- [Records from a dataset]:
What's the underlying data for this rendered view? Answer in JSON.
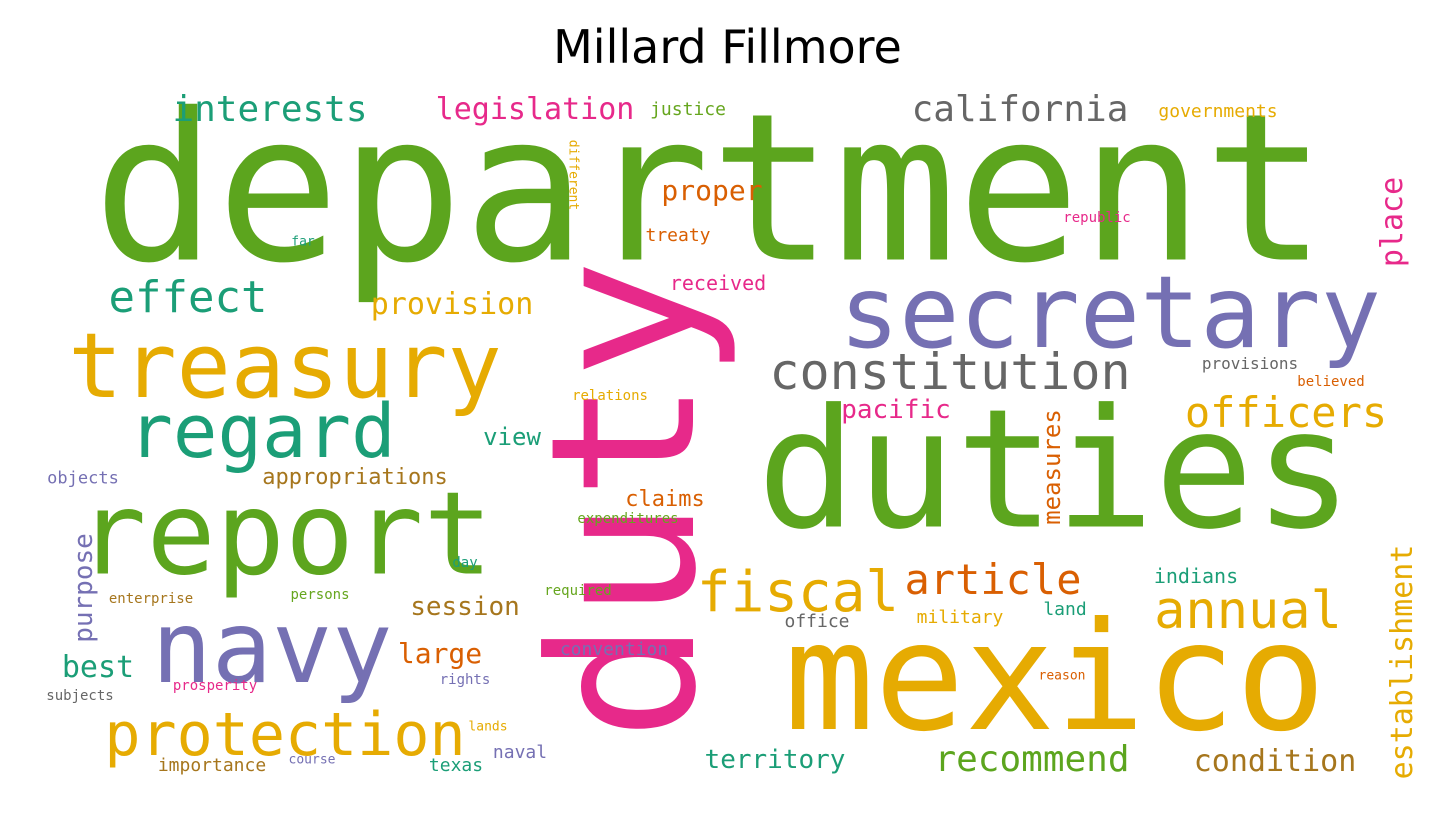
{
  "title": "Millard Fillmore",
  "words": [
    {
      "text": "department",
      "color": "#5ca51e"
    },
    {
      "text": "duty",
      "color": "#e7298a"
    },
    {
      "text": "duties",
      "color": "#5ca51e"
    },
    {
      "text": "mexico",
      "color": "#e6ab02"
    },
    {
      "text": "secretary",
      "color": "#7570b3"
    },
    {
      "text": "report",
      "color": "#5ca51e"
    },
    {
      "text": "treasury",
      "color": "#e6ab02"
    },
    {
      "text": "navy",
      "color": "#7570b3"
    },
    {
      "text": "regard",
      "color": "#1b9e77"
    },
    {
      "text": "protection",
      "color": "#e6ab02"
    },
    {
      "text": "constitution",
      "color": "#666666"
    },
    {
      "text": "fiscal",
      "color": "#e6ab02"
    },
    {
      "text": "article",
      "color": "#d95f02"
    },
    {
      "text": "officers",
      "color": "#e6ab02"
    },
    {
      "text": "annual",
      "color": "#e6ab02"
    },
    {
      "text": "california",
      "color": "#666666"
    },
    {
      "text": "interests",
      "color": "#1b9e77"
    },
    {
      "text": "effect",
      "color": "#1b9e77"
    },
    {
      "text": "recommend",
      "color": "#5ca51e"
    },
    {
      "text": "condition",
      "color": "#a6761d"
    },
    {
      "text": "legislation",
      "color": "#e7298a"
    },
    {
      "text": "provision",
      "color": "#e6ab02"
    },
    {
      "text": "proper",
      "color": "#d95f02"
    },
    {
      "text": "best",
      "color": "#1b9e77"
    },
    {
      "text": "large",
      "color": "#d95f02"
    },
    {
      "text": "session",
      "color": "#a6761d"
    },
    {
      "text": "territory",
      "color": "#1b9e77"
    },
    {
      "text": "pacific",
      "color": "#e7298a"
    },
    {
      "text": "establishment",
      "color": "#e6ab02"
    },
    {
      "text": "place",
      "color": "#e7298a"
    },
    {
      "text": "measures",
      "color": "#d95f02"
    },
    {
      "text": "purpose",
      "color": "#7570b3"
    },
    {
      "text": "appropriations",
      "color": "#a6761d"
    },
    {
      "text": "view",
      "color": "#1b9e77"
    },
    {
      "text": "claims",
      "color": "#d95f02"
    },
    {
      "text": "indians",
      "color": "#1b9e77"
    },
    {
      "text": "received",
      "color": "#e7298a"
    },
    {
      "text": "treaty",
      "color": "#d95f02"
    },
    {
      "text": "justice",
      "color": "#66a61e"
    },
    {
      "text": "governments",
      "color": "#e6ab02"
    },
    {
      "text": "convention",
      "color": "#7570b3"
    },
    {
      "text": "office",
      "color": "#666666"
    },
    {
      "text": "military",
      "color": "#e6ab02"
    },
    {
      "text": "land",
      "color": "#1b9e77"
    },
    {
      "text": "importance",
      "color": "#a6761d"
    },
    {
      "text": "texas",
      "color": "#1b9e77"
    },
    {
      "text": "naval",
      "color": "#7570b3"
    },
    {
      "text": "objects",
      "color": "#7570b3"
    },
    {
      "text": "provisions",
      "color": "#666666"
    },
    {
      "text": "expenditures",
      "color": "#66a61e"
    },
    {
      "text": "relations",
      "color": "#e6ab02"
    },
    {
      "text": "republic",
      "color": "#e7298a"
    },
    {
      "text": "believed",
      "color": "#d95f02"
    },
    {
      "text": "prosperity",
      "color": "#e7298a"
    },
    {
      "text": "rights",
      "color": "#7570b3"
    },
    {
      "text": "enterprise",
      "color": "#a6761d"
    },
    {
      "text": "persons",
      "color": "#66a61e"
    },
    {
      "text": "required",
      "color": "#66a61e"
    },
    {
      "text": "day",
      "color": "#1b9e77"
    },
    {
      "text": "subjects",
      "color": "#666666"
    },
    {
      "text": "course",
      "color": "#7570b3"
    },
    {
      "text": "lands",
      "color": "#e6ab02"
    },
    {
      "text": "reason",
      "color": "#d95f02"
    },
    {
      "text": "far",
      "color": "#1b9e77"
    },
    {
      "text": "different",
      "color": "#e6ab02"
    }
  ]
}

- [What you need to do]: Every line of the listing that holds "view" should be found and copied.

- [The solution]:
What's the underlying data for this rendered view? Answer in JSON.
      "text": "view",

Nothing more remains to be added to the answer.